* **Records supplied**
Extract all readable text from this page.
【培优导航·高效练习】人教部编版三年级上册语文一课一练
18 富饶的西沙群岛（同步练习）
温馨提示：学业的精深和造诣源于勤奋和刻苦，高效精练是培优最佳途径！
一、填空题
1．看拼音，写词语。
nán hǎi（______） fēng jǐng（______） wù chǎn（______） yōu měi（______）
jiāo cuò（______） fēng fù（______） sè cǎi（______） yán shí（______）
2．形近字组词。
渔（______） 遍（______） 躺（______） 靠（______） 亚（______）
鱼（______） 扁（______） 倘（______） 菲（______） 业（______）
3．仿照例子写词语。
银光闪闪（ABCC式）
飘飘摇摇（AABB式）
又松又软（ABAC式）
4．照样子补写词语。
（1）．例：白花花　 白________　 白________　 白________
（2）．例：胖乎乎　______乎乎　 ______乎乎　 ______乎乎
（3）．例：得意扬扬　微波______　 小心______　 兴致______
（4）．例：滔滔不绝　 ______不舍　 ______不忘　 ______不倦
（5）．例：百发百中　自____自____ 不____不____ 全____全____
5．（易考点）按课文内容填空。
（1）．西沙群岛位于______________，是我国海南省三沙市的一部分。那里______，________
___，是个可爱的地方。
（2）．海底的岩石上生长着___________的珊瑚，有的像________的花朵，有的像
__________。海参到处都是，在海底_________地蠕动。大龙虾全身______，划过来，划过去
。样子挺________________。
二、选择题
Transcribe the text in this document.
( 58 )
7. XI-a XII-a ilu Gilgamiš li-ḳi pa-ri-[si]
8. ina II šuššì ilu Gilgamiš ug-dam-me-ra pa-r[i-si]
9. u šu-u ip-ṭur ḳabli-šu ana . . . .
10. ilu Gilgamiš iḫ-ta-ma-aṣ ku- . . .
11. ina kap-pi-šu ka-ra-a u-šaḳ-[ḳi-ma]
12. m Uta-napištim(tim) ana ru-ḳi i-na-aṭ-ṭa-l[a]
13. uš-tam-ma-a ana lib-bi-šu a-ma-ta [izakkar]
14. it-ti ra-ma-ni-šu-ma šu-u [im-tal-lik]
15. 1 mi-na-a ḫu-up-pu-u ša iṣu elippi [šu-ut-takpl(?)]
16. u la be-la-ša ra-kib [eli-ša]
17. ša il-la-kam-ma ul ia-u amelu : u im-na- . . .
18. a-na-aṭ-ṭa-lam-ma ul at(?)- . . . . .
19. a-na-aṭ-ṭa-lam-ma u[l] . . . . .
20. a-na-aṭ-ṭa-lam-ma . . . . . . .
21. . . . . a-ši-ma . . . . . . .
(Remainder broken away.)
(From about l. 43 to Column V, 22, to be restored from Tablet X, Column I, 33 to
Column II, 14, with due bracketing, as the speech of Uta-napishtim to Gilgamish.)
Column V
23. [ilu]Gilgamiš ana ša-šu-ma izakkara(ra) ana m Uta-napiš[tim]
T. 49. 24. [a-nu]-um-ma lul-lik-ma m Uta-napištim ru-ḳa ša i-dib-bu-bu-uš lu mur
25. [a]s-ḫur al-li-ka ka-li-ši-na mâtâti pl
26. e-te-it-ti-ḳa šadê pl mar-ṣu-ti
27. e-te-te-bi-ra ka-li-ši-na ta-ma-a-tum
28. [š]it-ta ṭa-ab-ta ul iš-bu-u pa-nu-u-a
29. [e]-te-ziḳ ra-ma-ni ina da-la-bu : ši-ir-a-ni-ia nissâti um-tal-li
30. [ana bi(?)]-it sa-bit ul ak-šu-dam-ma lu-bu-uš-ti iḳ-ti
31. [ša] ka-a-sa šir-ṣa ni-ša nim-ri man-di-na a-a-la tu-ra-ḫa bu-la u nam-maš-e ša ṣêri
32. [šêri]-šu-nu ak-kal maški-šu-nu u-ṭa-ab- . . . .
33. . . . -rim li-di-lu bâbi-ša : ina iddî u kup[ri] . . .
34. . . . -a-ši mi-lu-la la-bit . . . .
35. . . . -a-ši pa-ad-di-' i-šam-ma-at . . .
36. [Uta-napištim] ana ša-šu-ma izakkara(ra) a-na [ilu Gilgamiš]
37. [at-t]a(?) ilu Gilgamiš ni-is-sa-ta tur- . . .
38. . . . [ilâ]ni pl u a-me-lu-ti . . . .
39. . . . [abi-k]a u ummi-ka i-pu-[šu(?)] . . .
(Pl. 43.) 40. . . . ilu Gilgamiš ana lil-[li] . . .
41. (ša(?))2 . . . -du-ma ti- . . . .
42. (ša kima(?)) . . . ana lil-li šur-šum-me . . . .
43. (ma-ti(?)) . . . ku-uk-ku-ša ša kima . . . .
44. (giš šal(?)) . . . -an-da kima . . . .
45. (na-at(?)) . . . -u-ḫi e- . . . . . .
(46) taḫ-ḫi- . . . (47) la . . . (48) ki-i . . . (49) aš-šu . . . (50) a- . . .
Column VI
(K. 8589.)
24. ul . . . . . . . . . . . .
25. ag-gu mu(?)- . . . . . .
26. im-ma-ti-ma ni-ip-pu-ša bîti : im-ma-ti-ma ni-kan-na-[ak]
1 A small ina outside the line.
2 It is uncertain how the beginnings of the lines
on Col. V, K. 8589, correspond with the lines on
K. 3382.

* **What the exercise asks**
Each entry above is to be printed again exactly.

* **Solution for this exercise**
Extract all readable text from this page.
【培优导航·高效练习】人教部编版三年级上册语文一课一练
18 富饶的西沙群岛（同步练习）
温馨提示：学业的精深和造诣源于勤奋和刻苦，高效精练是培优最佳途径！
一、填空题
1．看拼音，写词语。
nán hǎi（______） fēng jǐng（______） wù chǎn（______） yōu měi（______）
jiāo cuò（______） fēng fù（______） sè cǎi（______） yán shí（______）
2．形近字组词。
渔（______） 遍（______） 躺（______） 靠（______） 亚（______）
鱼（______） 扁（______） 倘（______） 菲（______） 业（______）
3．仿照例子写词语。
银光闪闪（ABCC式）
飘飘摇摇（AABB式）
又松又软（ABAC式）
4．照样子补写词语。
（1）．例：白花花　 白________　 白________　 白________
（2）．例：胖乎乎　______乎乎　 ______乎乎　 ______乎乎
（3）．例：得意扬扬　微波______　 小心______　 兴致______
（4）．例：滔滔不绝　 ______不舍　 ______不忘　 ______不倦
（5）．例：百发百中　自____自____ 不____不____ 全____全____
5．（易考点）按课文内容填空。
（1）．西沙群岛位于______________，是我国海南省三沙市的一部分。那里______，________
___，是个可爱的地方。
（2）．海底的岩石上生长着___________的珊瑚，有的像________的花朵，有的像
__________。海参到处都是，在海底_________地蠕动。大龙虾全身______，划过来，划过去
。样子挺________________。
二、选择题
Transcribe the text in this document.
( 58 )
7. XI-a XII-a ilu Gilgamiš li-ḳi pa-ri-[si]
8. ina II šuššì ilu Gilgamiš ug-dam-me-ra pa-r[i-si]
9. u šu-u ip-ṭur ḳabli-šu ana . . . .
10. ilu Gilgamiš iḫ-ta-ma-aṣ ku- . . .
11. ina kap-pi-šu ka-ra-a u-šaḳ-[ḳi-ma]
12. m Uta-napištim(tim) ana ru-ḳi i-na-aṭ-ṭa-l[a]
13. uš-tam-ma-a ana lib-bi-šu a-ma-ta [izakkar]
14. it-ti ra-ma-ni-šu-ma šu-u [im-tal-lik]
15. 1 mi-na-a ḫu-up-pu-u ša iṣu elippi [šu-ut-takpl(?)]
16. u la be-la-ša ra-kib [eli-ša]
17. ša il-la-kam-ma ul ia-u amelu : u im-na- . . .
18. a-na-aṭ-ṭa-lam-ma ul at(?)- . . . . .
19. a-na-aṭ-ṭa-lam-ma u[l] . . . . .
20. a-na-aṭ-ṭa-lam-ma . . . . . . .
21. . . . . a-ši-ma . . . . . . .
(Remainder broken away.)
(From about l. 43 to Column V, 22, to be restored from Tablet X, Column I, 33 to
Column II, 14, with due bracketing, as the speech of Uta-napishtim to Gilgamish.)
Column V
23. [ilu]Gilgamiš ana ša-šu-ma izakkara(ra) ana m Uta-napiš[tim]
T. 49. 24. [a-nu]-um-ma lul-lik-ma m Uta-napištim ru-ḳa ša i-dib-bu-bu-uš lu mur
25. [a]s-ḫur al-li-ka ka-li-ši-na mâtâti pl
26. e-te-it-ti-ḳa šadê pl mar-ṣu-ti
27. e-te-te-bi-ra ka-li-ši-na ta-ma-a-tum
28. [š]it-ta ṭa-ab-ta ul iš-bu-u pa-nu-u-a
29. [e]-te-ziḳ ra-ma-ni ina da-la-bu : ši-ir-a-ni-ia nissâti um-tal-li
30. [ana bi(?)]-it sa-bit ul ak-šu-dam-ma lu-bu-uš-ti iḳ-ti
31. [ša] ka-a-sa šir-ṣa ni-ša nim-ri man-di-na a-a-la tu-ra-ḫa bu-la u nam-maš-e ša ṣêri
32. [šêri]-šu-nu ak-kal maški-šu-nu u-ṭa-ab- . . . .
33. . . . -rim li-di-lu bâbi-ša : ina iddî u kup[ri] . . .
34. . . . -a-ši mi-lu-la la-bit . . . .
35. . . . -a-ši pa-ad-di-' i-šam-ma-at . . .
36. [Uta-napištim] ana ša-šu-ma izakkara(ra) a-na [ilu Gilgamiš]
37. [at-t]a(?) ilu Gilgamiš ni-is-sa-ta tur- . . .
38. . . . [ilâ]ni pl u a-me-lu-ti . . . .
39. . . . [abi-k]a u ummi-ka i-pu-[šu(?)] . . .
(Pl. 43.) 40. . . . ilu Gilgamiš ana lil-[li] . . .
41. (ša(?))2 . . . -du-ma ti- . . . .
42. (ša kima(?)) . . . ana lil-li šur-šum-me . . . .
43. (ma-ti(?)) . . . ku-uk-ku-ša ša kima . . . .
44. (giš šal(?)) . . . -an-da kima . . . .
45. (na-at(?)) . . . -u-ḫi e- . . . . . .
(46) taḫ-ḫi- . . . (47) la . . . (48) ki-i . . . (49) aš-šu . . . (50) a- . . .
Column VI
(K. 8589.)
24. ul . . . . . . . . . . . .
25. ag-gu mu(?)- . . . . . .
26. im-ma-ti-ma ni-ip-pu-ša bîti : im-ma-ti-ma ni-kan-na-[ak]
1 A small ina outside the line.
2 It is uncertain how the beginnings of the lines
on Col. V, K. 8589, correspond with the lines on
K. 3382.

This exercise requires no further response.